Source data |
▼▼▼
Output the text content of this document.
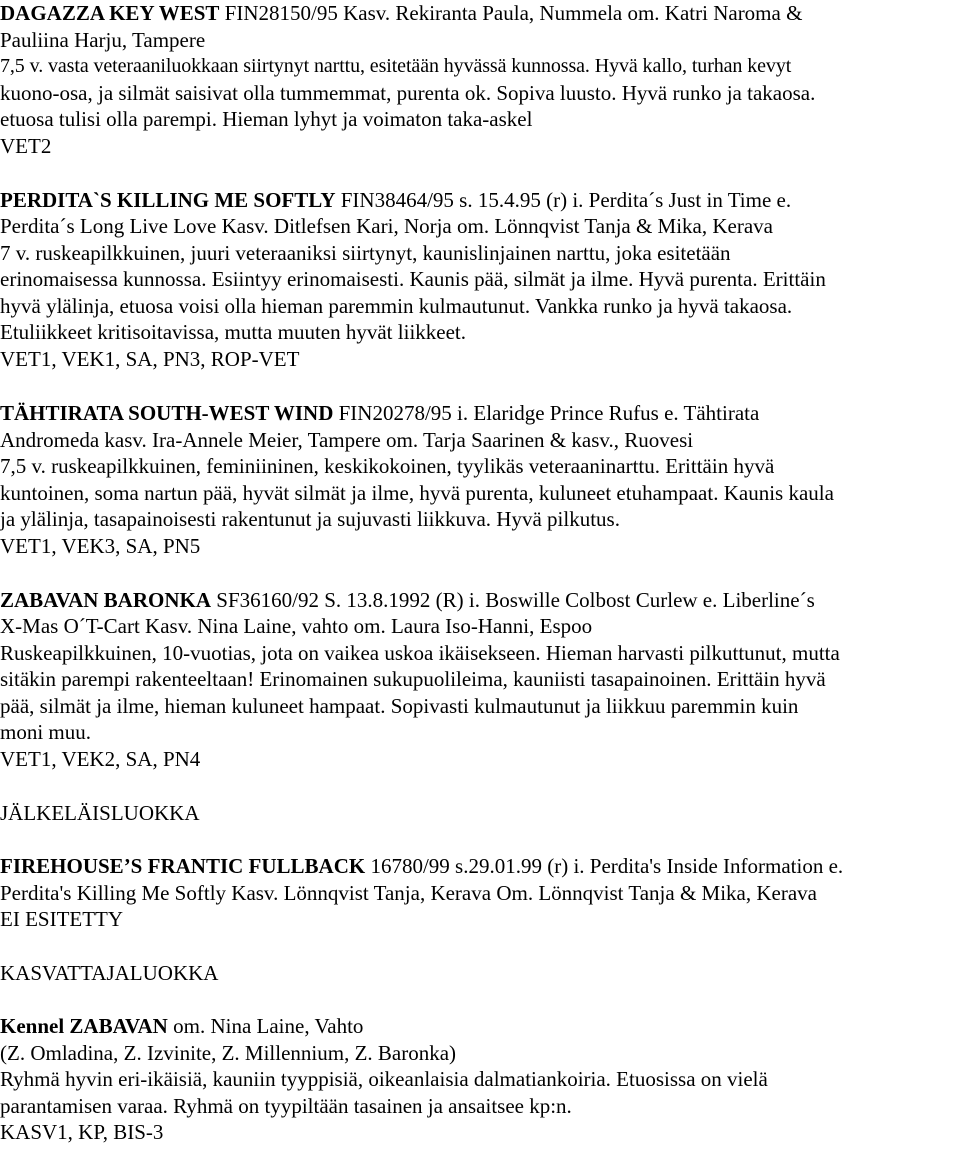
DAGAZZA KEY WEST FIN28150/95 Kasv. Rekiranta Paula, Nummela om. Katri Naroma &
Pauliina Harju, Tampere
7,5 v. vasta veteraaniluokkaan siirtynyt narttu, esitetään hyvässä kunnossa. Hyvä kallo, turhan kevyt
kuono-osa, ja silmät saisivat olla tummemmat, purenta ok. Sopiva luusto. Hyvä runko ja takaosa.
etuosa tulisi olla parempi. Hieman lyhyt ja voimaton taka-askel
VET2
PERDITA`S KILLING ME SOFTLY FIN38464/95 s. 15.4.95 (r) i. Perdita´s Just in Time e.
Perdita´s Long Live Love Kasv. Ditlefsen Kari, Norja om. Lönnqvist Tanja & Mika, Kerava
7 v. ruskeapilkkuinen, juuri veteraaniksi siirtynyt, kaunislinjainen narttu, joka esitetään
erinomaisessa kunnossa. Esiintyy erinomaisesti. Kaunis pää, silmät ja ilme. Hyvä purenta. Erittäin
hyvä ylälinja, etuosa voisi olla hieman paremmin kulmautunut. Vankka runko ja hyvä takaosa.
Etuliikkeet kritisoitavissa, mutta muuten hyvät liikkeet.
VET1, VEK1, SA, PN3, ROP-VET
TÄHTIRATA SOUTH-WEST WIND FIN20278/95 i. Elaridge Prince Rufus e. Tähtirata
Andromeda kasv. Ira-Annele Meier, Tampere om. Tarja Saarinen & kasv., Ruovesi
7,5 v. ruskeapilkkuinen, feminiininen, keskikokoinen, tyylikäs veteraaninarttu. Erittäin hyvä
kuntoinen, soma nartun pää, hyvät silmät ja ilme, hyvä purenta, kuluneet etuhampaat. Kaunis kaula
ja ylälinja, tasapainoisesti rakentunut ja sujuvasti liikkuva. Hyvä pilkutus.
VET1, VEK3, SA, PN5
ZABAVAN BARONKA SF36160/92 S. 13.8.1992 (R) i. Boswille Colbost Curlew e. Liberline´s
X-Mas O´T-Cart Kasv. Nina Laine, vahto om. Laura Iso-Hanni, Espoo
Ruskeapilkkuinen, 10-vuotias, jota on vaikea uskoa ikäisekseen. Hieman harvasti pilkuttunut, mutta
sitäkin parempi rakenteeltaan! Erinomainen sukupuolileima, kauniisti tasapainoinen. Erittäin hyvä
pää, silmät ja ilme, hieman kuluneet hampaat. Sopivasti kulmautunut ja liikkuu paremmin kuin
moni muu.
VET1, VEK2, SA, PN4
JÄLKELÄISLUOKKA
FIREHOUSE’S FRANTIC FULLBACK 16780/99 s.29.01.99 (r) i. Perdita's Inside Information e.
Perdita's Killing Me Softly Kasv. Lönnqvist Tanja, Kerava Om. Lönnqvist Tanja & Mika, Kerava
EI ESITETTY
KASVATTAJALUOKKA
Kennel ZABAVAN om. Nina Laine, Vahto
(Z. Omladina, Z. Izvinite, Z. Millennium, Z. Baronka)
Ryhmä hyvin eri-ikäisiä, kauniin tyyppisiä, oikeanlaisia dalmatiankoiria. Etuosissa on vielä
parantamisen varaa. Ryhmä on tyypiltään tasainen ja ansaitsee kp:n.
KASV1, KP, BIS-3
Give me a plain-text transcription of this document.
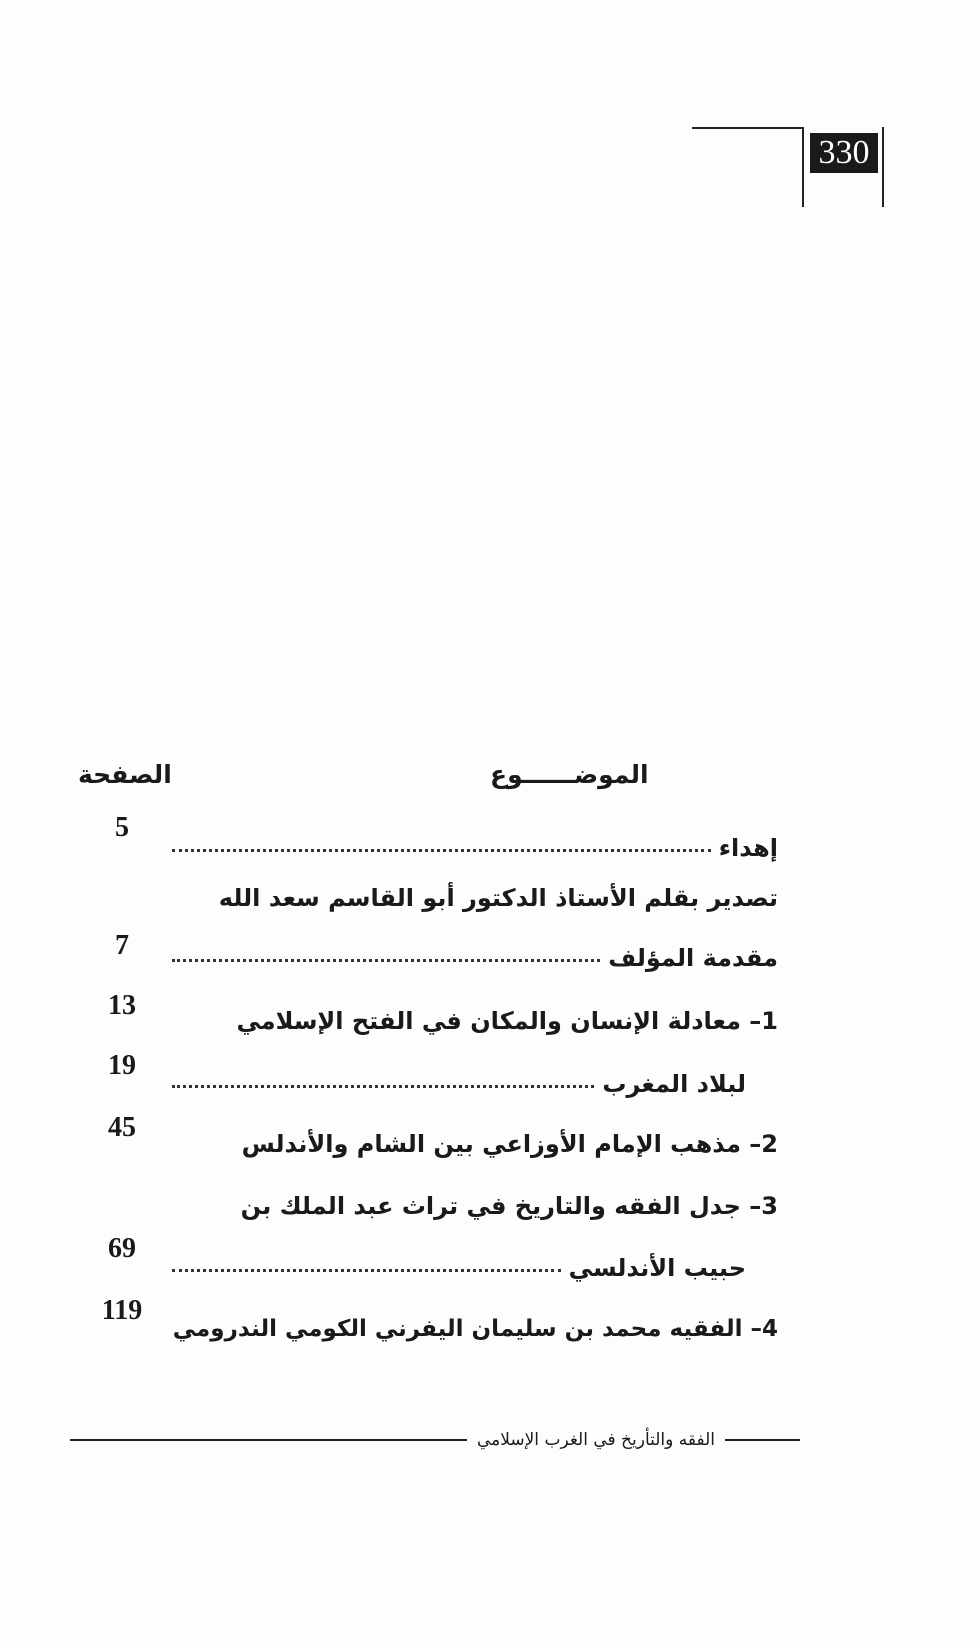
330
الموضــــــوع
الصفحة
إهداء
5
تصدير بقلم الأستاذ الدكتور أبو القاسم سعد الله
مقدمة المؤلف
7
1– معادلة الإنسان والمكان في الفتح الإسلامي
13
لبلاد المغرب
19
2– مذهب الإمام الأوزاعي بين الشام والأندلس
45
3– جدل الفقه والتاريخ في تراث عبد الملك بن
حبيب الأندلسي
69
4– الفقيه محمد بن سليمان اليفرني الكومي الندرومي
119
الفقه والتأريخ في الغرب الإسلامي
▲▲▲
SET TASK |
Which lines in the listing above hold the word "takaosa"? Show each of them.

TASK ANSWER |
kuono-osa, ja silmät saisivat olla tummemmat, purenta ok. Sopiva luusto. Hyvä runko ja takaosa.
hyvä ylälinja, etuosa voisi olla hieman paremmin kulmautunut. Vankka runko ja hyvä takaosa.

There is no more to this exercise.